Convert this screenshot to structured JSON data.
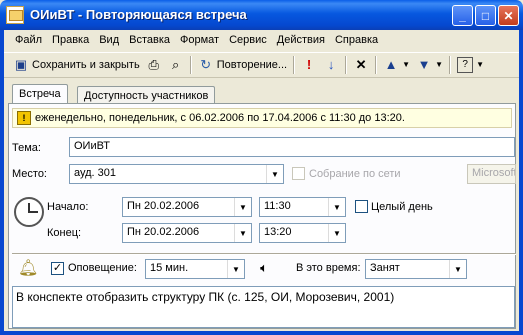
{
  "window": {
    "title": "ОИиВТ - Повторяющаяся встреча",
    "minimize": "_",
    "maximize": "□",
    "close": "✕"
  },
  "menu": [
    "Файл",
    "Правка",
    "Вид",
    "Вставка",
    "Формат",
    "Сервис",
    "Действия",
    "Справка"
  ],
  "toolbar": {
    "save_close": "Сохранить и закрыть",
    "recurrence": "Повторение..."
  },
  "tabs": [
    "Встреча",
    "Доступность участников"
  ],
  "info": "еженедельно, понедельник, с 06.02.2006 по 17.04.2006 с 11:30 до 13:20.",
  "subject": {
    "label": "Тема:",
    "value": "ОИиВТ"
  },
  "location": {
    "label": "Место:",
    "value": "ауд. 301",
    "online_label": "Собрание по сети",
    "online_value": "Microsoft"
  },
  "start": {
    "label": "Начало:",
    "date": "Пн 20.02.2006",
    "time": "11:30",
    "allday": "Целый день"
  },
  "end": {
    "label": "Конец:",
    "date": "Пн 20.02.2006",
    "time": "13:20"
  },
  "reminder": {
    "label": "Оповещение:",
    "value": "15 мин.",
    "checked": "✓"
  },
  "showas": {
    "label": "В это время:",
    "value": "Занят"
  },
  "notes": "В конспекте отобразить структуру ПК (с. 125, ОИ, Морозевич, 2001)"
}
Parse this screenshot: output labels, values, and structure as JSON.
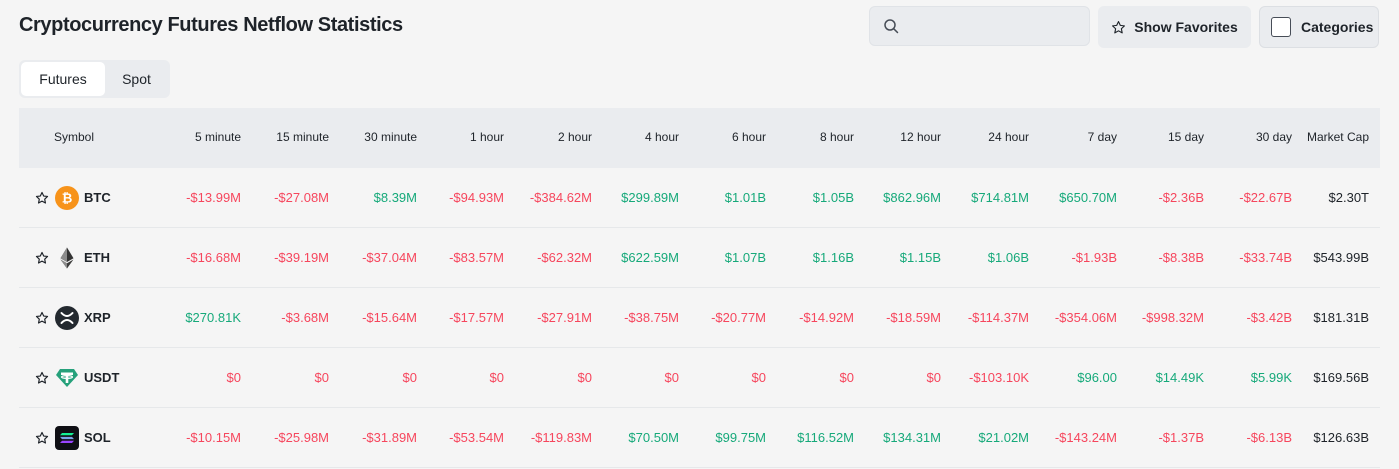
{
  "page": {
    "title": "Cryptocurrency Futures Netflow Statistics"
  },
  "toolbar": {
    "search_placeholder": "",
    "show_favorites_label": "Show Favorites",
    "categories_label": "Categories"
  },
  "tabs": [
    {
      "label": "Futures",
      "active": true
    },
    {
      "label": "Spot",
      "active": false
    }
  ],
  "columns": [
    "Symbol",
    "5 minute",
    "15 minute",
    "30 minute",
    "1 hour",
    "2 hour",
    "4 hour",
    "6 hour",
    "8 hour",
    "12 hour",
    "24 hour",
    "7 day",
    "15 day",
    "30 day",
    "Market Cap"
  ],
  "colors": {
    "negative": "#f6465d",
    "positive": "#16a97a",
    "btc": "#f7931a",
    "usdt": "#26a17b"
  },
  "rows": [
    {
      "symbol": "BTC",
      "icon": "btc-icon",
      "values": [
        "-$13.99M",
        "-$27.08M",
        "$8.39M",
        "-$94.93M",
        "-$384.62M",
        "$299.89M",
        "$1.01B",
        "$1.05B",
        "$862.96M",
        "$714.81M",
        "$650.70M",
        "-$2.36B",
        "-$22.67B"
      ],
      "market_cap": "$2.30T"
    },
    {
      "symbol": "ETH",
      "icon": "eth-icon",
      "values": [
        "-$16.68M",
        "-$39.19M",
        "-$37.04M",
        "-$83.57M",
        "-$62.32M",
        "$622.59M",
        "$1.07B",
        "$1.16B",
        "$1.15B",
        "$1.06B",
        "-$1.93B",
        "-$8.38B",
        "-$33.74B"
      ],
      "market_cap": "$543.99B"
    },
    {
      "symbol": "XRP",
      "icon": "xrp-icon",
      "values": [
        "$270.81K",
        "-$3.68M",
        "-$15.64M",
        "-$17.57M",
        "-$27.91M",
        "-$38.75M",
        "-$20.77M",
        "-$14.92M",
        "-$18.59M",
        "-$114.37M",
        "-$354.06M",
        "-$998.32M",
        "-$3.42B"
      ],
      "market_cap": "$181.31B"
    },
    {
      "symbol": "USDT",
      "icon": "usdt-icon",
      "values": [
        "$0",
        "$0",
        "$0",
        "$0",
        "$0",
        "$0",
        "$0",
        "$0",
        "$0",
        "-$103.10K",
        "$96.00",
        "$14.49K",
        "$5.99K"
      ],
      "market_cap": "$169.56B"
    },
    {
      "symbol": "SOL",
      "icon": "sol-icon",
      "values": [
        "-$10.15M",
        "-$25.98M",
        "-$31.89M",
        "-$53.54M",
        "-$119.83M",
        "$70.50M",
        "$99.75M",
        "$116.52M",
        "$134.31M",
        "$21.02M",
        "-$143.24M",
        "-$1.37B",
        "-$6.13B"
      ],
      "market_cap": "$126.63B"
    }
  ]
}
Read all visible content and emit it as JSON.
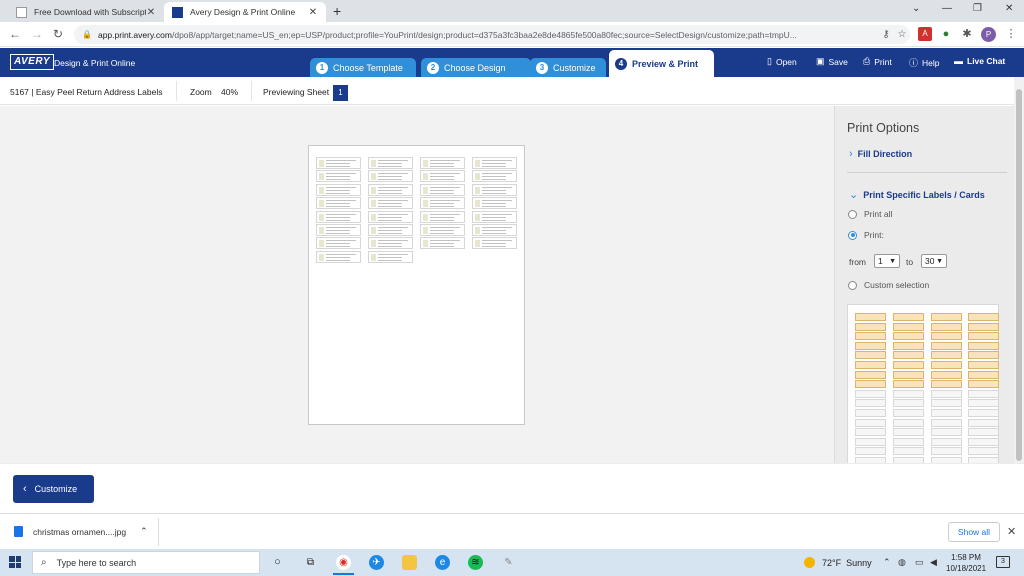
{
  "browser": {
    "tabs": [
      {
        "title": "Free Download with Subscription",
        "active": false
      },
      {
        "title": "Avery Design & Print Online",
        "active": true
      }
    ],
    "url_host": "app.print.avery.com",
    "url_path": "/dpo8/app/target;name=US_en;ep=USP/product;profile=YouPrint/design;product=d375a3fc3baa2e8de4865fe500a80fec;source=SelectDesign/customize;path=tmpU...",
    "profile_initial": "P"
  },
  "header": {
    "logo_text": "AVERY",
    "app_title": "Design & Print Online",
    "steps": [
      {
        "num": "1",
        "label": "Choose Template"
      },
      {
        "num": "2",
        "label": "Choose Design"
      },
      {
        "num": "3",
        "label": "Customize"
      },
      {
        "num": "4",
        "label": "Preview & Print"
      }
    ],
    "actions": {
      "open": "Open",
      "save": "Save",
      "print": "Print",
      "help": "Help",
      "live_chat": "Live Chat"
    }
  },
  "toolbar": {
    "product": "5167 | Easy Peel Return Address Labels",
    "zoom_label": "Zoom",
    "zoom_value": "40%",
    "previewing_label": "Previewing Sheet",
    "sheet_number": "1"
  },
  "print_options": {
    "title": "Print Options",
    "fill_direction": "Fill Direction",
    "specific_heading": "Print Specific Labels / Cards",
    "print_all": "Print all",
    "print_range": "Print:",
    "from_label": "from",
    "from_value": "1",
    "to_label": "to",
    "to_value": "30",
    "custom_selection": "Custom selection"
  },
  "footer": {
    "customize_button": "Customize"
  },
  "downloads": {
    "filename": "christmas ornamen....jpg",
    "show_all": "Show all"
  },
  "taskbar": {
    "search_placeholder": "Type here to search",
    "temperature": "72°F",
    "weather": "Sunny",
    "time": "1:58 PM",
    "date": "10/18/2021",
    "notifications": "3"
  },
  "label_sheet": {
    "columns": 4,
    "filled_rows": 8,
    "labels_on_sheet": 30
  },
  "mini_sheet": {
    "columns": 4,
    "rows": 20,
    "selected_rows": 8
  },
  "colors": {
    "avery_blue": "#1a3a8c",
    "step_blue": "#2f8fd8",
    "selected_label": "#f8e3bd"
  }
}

+++

Copy the records above exactly, omitting every picture.

Expected output.
Convert this screenshot to structured JSON data.
{
  "window": {
    "title": "ОИиВТ - Повторяющаяся встреча",
    "minimize": "_",
    "maximize": "□",
    "close": "✕"
  },
  "menu": [
    "Файл",
    "Правка",
    "Вид",
    "Вставка",
    "Формат",
    "Сервис",
    "Действия",
    "Справка"
  ],
  "toolbar": {
    "save_close": "Сохранить и закрыть",
    "recurrence": "Повторение..."
  },
  "tabs": [
    "Встреча",
    "Доступность участников"
  ],
  "info": "еженедельно, понедельник, с 06.02.2006 по 17.04.2006 с 11:30 до 13:20.",
  "subject": {
    "label": "Тема:",
    "value": "ОИиВТ"
  },
  "location": {
    "label": "Место:",
    "value": "ауд. 301",
    "online_label": "Собрание по сети",
    "online_value": "Microsoft"
  },
  "start": {
    "label": "Начало:",
    "date": "Пн 20.02.2006",
    "time": "11:30",
    "allday": "Целый день"
  },
  "end": {
    "label": "Конец:",
    "date": "Пн 20.02.2006",
    "time": "13:20"
  },
  "reminder": {
    "label": "Оповещение:",
    "value": "15 мин.",
    "checked": "✓"
  },
  "showas": {
    "label": "В это время:",
    "value": "Занят"
  },
  "notes": "В конспекте отобразить структуру ПК (с. 125, ОИ, Морозевич, 2001)"
}
Parse this screenshot: output labels, values, and structure as JSON.
{
  "page": {
    "title": "Cryptocurrency Futures Netflow Statistics"
  },
  "toolbar": {
    "search_placeholder": "",
    "show_favorites_label": "Show Favorites",
    "categories_label": "Categories"
  },
  "tabs": [
    {
      "label": "Futures",
      "active": true
    },
    {
      "label": "Spot",
      "active": false
    }
  ],
  "columns": [
    "Symbol",
    "5 minute",
    "15 minute",
    "30 minute",
    "1 hour",
    "2 hour",
    "4 hour",
    "6 hour",
    "8 hour",
    "12 hour",
    "24 hour",
    "7 day",
    "15 day",
    "30 day",
    "Market Cap"
  ],
  "colors": {
    "negative": "#f6465d",
    "positive": "#16a97a",
    "btc": "#f7931a",
    "usdt": "#26a17b"
  },
  "rows": [
    {
      "symbol": "BTC",
      "icon": "btc-icon",
      "values": [
        "-$13.99M",
        "-$27.08M",
        "$8.39M",
        "-$94.93M",
        "-$384.62M",
        "$299.89M",
        "$1.01B",
        "$1.05B",
        "$862.96M",
        "$714.81M",
        "$650.70M",
        "-$2.36B",
        "-$22.67B"
      ],
      "market_cap": "$2.30T"
    },
    {
      "symbol": "ETH",
      "icon": "eth-icon",
      "values": [
        "-$16.68M",
        "-$39.19M",
        "-$37.04M",
        "-$83.57M",
        "-$62.32M",
        "$622.59M",
        "$1.07B",
        "$1.16B",
        "$1.15B",
        "$1.06B",
        "-$1.93B",
        "-$8.38B",
        "-$33.74B"
      ],
      "market_cap": "$543.99B"
    },
    {
      "symbol": "XRP",
      "icon": "xrp-icon",
      "values": [
        "$270.81K",
        "-$3.68M",
        "-$15.64M",
        "-$17.57M",
        "-$27.91M",
        "-$38.75M",
        "-$20.77M",
        "-$14.92M",
        "-$18.59M",
        "-$114.37M",
        "-$354.06M",
        "-$998.32M",
        "-$3.42B"
      ],
      "market_cap": "$181.31B"
    },
    {
      "symbol": "USDT",
      "icon": "usdt-icon",
      "values": [
        "$0",
        "$0",
        "$0",
        "$0",
        "$0",
        "$0",
        "$0",
        "$0",
        "$0",
        "-$103.10K",
        "$96.00",
        "$14.49K",
        "$5.99K"
      ],
      "market_cap": "$169.56B"
    },
    {
      "symbol": "SOL",
      "icon": "sol-icon",
      "values": [
        "-$10.15M",
        "-$25.98M",
        "-$31.89M",
        "-$53.54M",
        "-$119.83M",
        "$70.50M",
        "$99.75M",
        "$116.52M",
        "$134.31M",
        "$21.02M",
        "-$143.24M",
        "-$1.37B",
        "-$6.13B"
      ],
      "market_cap": "$126.63B"
    }
  ]
}
Read all visible content and emit it as JSON.
{
  "browser": {
    "tabs": [
      {
        "title": "Free Download with Subscription",
        "active": false
      },
      {
        "title": "Avery Design & Print Online",
        "active": true
      }
    ],
    "url_host": "app.print.avery.com",
    "url_path": "/dpo8/app/target;name=US_en;ep=USP/product;profile=YouPrint/design;product=d375a3fc3baa2e8de4865fe500a80fec;source=SelectDesign/customize;path=tmpU...",
    "profile_initial": "P"
  },
  "header": {
    "logo_text": "AVERY",
    "app_title": "Design & Print Online",
    "steps": [
      {
        "num": "1",
        "label": "Choose Template"
      },
      {
        "num": "2",
        "label": "Choose Design"
      },
      {
        "num": "3",
        "label": "Customize"
      },
      {
        "num": "4",
        "label": "Preview & Print"
      }
    ],
    "actions": {
      "open": "Open",
      "save": "Save",
      "print": "Print",
      "help": "Help",
      "live_chat": "Live Chat"
    }
  },
  "toolbar": {
    "product": "5167 | Easy Peel Return Address Labels",
    "zoom_label": "Zoom",
    "zoom_value": "40%",
    "previewing_label": "Previewing Sheet",
    "sheet_number": "1"
  },
  "print_options": {
    "title": "Print Options",
    "fill_direction": "Fill Direction",
    "specific_heading": "Print Specific Labels / Cards",
    "print_all": "Print all",
    "print_range": "Print:",
    "from_label": "from",
    "from_value": "1",
    "to_label": "to",
    "to_value": "30",
    "custom_selection": "Custom selection"
  },
  "footer": {
    "customize_button": "Customize"
  },
  "downloads": {
    "filename": "christmas ornamen....jpg",
    "show_all": "Show all"
  },
  "taskbar": {
    "search_placeholder": "Type here to search",
    "temperature": "72°F",
    "weather": "Sunny",
    "time": "1:58 PM",
    "date": "10/18/2021",
    "notifications": "3"
  },
  "label_sheet": {
    "columns": 4,
    "filled_rows": 8,
    "labels_on_sheet": 30
  },
  "mini_sheet": {
    "columns": 4,
    "rows": 20,
    "selected_rows": 8
  },
  "colors": {
    "avery_blue": "#1a3a8c",
    "step_blue": "#2f8fd8",
    "selected_label": "#f8e3bd"
  }
}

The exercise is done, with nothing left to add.